What to produce - Repeat the data below line for line, changing nothing.

• • • • • • •

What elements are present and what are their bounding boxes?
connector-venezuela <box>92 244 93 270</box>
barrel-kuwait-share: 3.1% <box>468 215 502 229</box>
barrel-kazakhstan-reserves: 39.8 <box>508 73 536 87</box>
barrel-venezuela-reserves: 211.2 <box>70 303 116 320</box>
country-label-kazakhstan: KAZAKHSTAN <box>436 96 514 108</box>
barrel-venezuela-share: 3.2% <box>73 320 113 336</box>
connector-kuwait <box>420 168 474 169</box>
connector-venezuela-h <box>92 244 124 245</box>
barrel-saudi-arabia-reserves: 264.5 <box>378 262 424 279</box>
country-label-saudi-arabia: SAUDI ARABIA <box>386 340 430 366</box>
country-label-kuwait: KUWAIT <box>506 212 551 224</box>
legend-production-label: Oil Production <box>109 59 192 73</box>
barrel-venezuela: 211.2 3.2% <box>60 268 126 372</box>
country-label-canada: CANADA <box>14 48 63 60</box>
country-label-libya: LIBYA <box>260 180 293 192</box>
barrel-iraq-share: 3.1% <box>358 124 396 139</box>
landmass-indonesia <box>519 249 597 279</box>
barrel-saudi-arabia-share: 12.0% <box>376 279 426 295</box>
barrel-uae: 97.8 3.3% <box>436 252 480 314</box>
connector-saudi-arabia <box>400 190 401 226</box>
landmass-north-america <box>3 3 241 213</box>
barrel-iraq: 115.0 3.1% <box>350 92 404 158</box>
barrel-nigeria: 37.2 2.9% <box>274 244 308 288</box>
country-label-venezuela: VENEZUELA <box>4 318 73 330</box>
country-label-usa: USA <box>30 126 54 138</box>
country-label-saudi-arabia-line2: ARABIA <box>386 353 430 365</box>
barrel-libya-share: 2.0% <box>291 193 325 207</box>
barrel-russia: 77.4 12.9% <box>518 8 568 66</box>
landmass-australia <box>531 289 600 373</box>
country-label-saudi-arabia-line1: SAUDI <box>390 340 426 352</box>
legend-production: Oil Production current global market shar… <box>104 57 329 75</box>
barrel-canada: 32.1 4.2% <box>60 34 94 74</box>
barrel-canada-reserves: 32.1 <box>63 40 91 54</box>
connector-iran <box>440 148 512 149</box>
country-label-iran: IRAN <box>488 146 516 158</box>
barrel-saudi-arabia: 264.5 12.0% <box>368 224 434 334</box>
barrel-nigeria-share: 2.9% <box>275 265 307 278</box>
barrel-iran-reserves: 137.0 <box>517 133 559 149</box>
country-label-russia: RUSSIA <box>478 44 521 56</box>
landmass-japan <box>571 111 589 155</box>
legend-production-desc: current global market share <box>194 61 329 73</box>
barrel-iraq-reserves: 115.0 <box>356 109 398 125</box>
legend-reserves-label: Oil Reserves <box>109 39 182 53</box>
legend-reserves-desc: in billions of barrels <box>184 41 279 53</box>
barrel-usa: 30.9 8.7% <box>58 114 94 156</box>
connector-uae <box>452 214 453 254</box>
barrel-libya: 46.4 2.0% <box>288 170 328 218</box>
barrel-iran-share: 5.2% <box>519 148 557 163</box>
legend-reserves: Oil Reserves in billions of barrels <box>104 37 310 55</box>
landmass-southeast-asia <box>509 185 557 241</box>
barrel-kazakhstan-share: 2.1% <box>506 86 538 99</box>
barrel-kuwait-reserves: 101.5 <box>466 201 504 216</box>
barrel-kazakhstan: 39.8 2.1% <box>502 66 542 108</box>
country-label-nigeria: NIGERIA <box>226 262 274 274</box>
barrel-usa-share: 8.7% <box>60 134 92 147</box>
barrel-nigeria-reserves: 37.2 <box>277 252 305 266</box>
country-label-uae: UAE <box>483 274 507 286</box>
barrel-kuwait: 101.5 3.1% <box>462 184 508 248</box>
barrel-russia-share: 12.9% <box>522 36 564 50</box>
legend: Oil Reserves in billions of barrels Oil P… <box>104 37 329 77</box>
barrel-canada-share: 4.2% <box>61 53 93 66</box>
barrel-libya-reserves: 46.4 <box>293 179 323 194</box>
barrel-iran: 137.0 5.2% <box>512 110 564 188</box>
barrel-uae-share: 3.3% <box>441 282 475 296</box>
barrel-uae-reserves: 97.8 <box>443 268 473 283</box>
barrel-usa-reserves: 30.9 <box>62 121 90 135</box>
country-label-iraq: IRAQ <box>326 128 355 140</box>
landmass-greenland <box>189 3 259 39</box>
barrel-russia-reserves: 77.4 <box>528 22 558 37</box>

• • • • • • •

Result for this exercise -
What elements are present and what are their bounding boxes?
connector-venezuela <box>92 244 93 270</box>
barrel-kuwait-share: 3.1% <box>468 215 502 229</box>
barrel-kazakhstan-reserves: 39.8 <box>508 73 536 87</box>
barrel-venezuela-reserves: 211.2 <box>70 303 116 320</box>
country-label-kazakhstan: KAZAKHSTAN <box>436 96 514 108</box>
barrel-venezuela-share: 3.2% <box>73 320 113 336</box>
connector-kuwait <box>420 168 474 169</box>
connector-venezuela-h <box>92 244 124 245</box>
barrel-saudi-arabia-reserves: 264.5 <box>378 262 424 279</box>
country-label-saudi-arabia: SAUDI ARABIA <box>386 340 430 366</box>
country-label-kuwait: KUWAIT <box>506 212 551 224</box>
legend-production-label: Oil Production <box>109 59 192 73</box>
barrel-venezuela: 211.2 3.2% <box>60 268 126 372</box>
country-label-canada: CANADA <box>14 48 63 60</box>
country-label-libya: LIBYA <box>260 180 293 192</box>
barrel-iraq-share: 3.1% <box>358 124 396 139</box>
landmass-indonesia <box>519 249 597 279</box>
barrel-saudi-arabia-share: 12.0% <box>376 279 426 295</box>
barrel-uae: 97.8 3.3% <box>436 252 480 314</box>
connector-saudi-arabia <box>400 190 401 226</box>
landmass-north-america <box>3 3 241 213</box>
barrel-iraq: 115.0 3.1% <box>350 92 404 158</box>
barrel-nigeria: 37.2 2.9% <box>274 244 308 288</box>
country-label-venezuela: VENEZUELA <box>4 318 73 330</box>
country-label-usa: USA <box>30 126 54 138</box>
country-label-saudi-arabia-line2: ARABIA <box>386 353 430 365</box>
barrel-libya-share: 2.0% <box>291 193 325 207</box>
barrel-russia: 77.4 12.9% <box>518 8 568 66</box>
landmass-australia <box>531 289 600 373</box>
country-label-saudi-arabia-line1: SAUDI <box>390 340 426 352</box>
legend-production: Oil Production current global market shar… <box>104 57 329 75</box>
barrel-canada: 32.1 4.2% <box>60 34 94 74</box>
barrel-canada-reserves: 32.1 <box>63 40 91 54</box>
connector-iran <box>440 148 512 149</box>
country-label-iran: IRAN <box>488 146 516 158</box>
barrel-saudi-arabia: 264.5 12.0% <box>368 224 434 334</box>
barrel-nigeria-share: 2.9% <box>275 265 307 278</box>
barrel-iran-reserves: 137.0 <box>517 133 559 149</box>
country-label-russia: RUSSIA <box>478 44 521 56</box>
landmass-japan <box>571 111 589 155</box>
legend-production-desc: current global market share <box>194 61 329 73</box>
barrel-iraq-reserves: 115.0 <box>356 109 398 125</box>
legend-reserves-label: Oil Reserves <box>109 39 182 53</box>
legend-reserves-desc: in billions of barrels <box>184 41 279 53</box>
barrel-usa: 30.9 8.7% <box>58 114 94 156</box>
connector-uae <box>452 214 453 254</box>
barrel-libya: 46.4 2.0% <box>288 170 328 218</box>
barrel-iran-share: 5.2% <box>519 148 557 163</box>
legend-reserves: Oil Reserves in billions of barrels <box>104 37 310 55</box>
landmass-southeast-asia <box>509 185 557 241</box>
barrel-kazakhstan-share: 2.1% <box>506 86 538 99</box>
barrel-kuwait-reserves: 101.5 <box>466 201 504 216</box>
barrel-kazakhstan: 39.8 2.1% <box>502 66 542 108</box>
country-label-nigeria: NIGERIA <box>226 262 274 274</box>
barrel-usa-share: 8.7% <box>60 134 92 147</box>
barrel-nigeria-reserves: 37.2 <box>277 252 305 266</box>
country-label-uae: UAE <box>483 274 507 286</box>
barrel-kuwait: 101.5 3.1% <box>462 184 508 248</box>
barrel-russia-share: 12.9% <box>522 36 564 50</box>
legend: Oil Reserves in billions of barrels Oil P… <box>104 37 329 77</box>
barrel-canada-share: 4.2% <box>61 53 93 66</box>
barrel-libya-reserves: 46.4 <box>293 179 323 194</box>
barrel-iran: 137.0 5.2% <box>512 110 564 188</box>
barrel-uae-share: 3.3% <box>441 282 475 296</box>
barrel-uae-reserves: 97.8 <box>443 268 473 283</box>
barrel-usa-reserves: 30.9 <box>62 121 90 135</box>
country-label-iraq: IRAQ <box>326 128 355 140</box>
landmass-greenland <box>189 3 259 39</box>
barrel-russia-reserves: 77.4 <box>528 22 558 37</box>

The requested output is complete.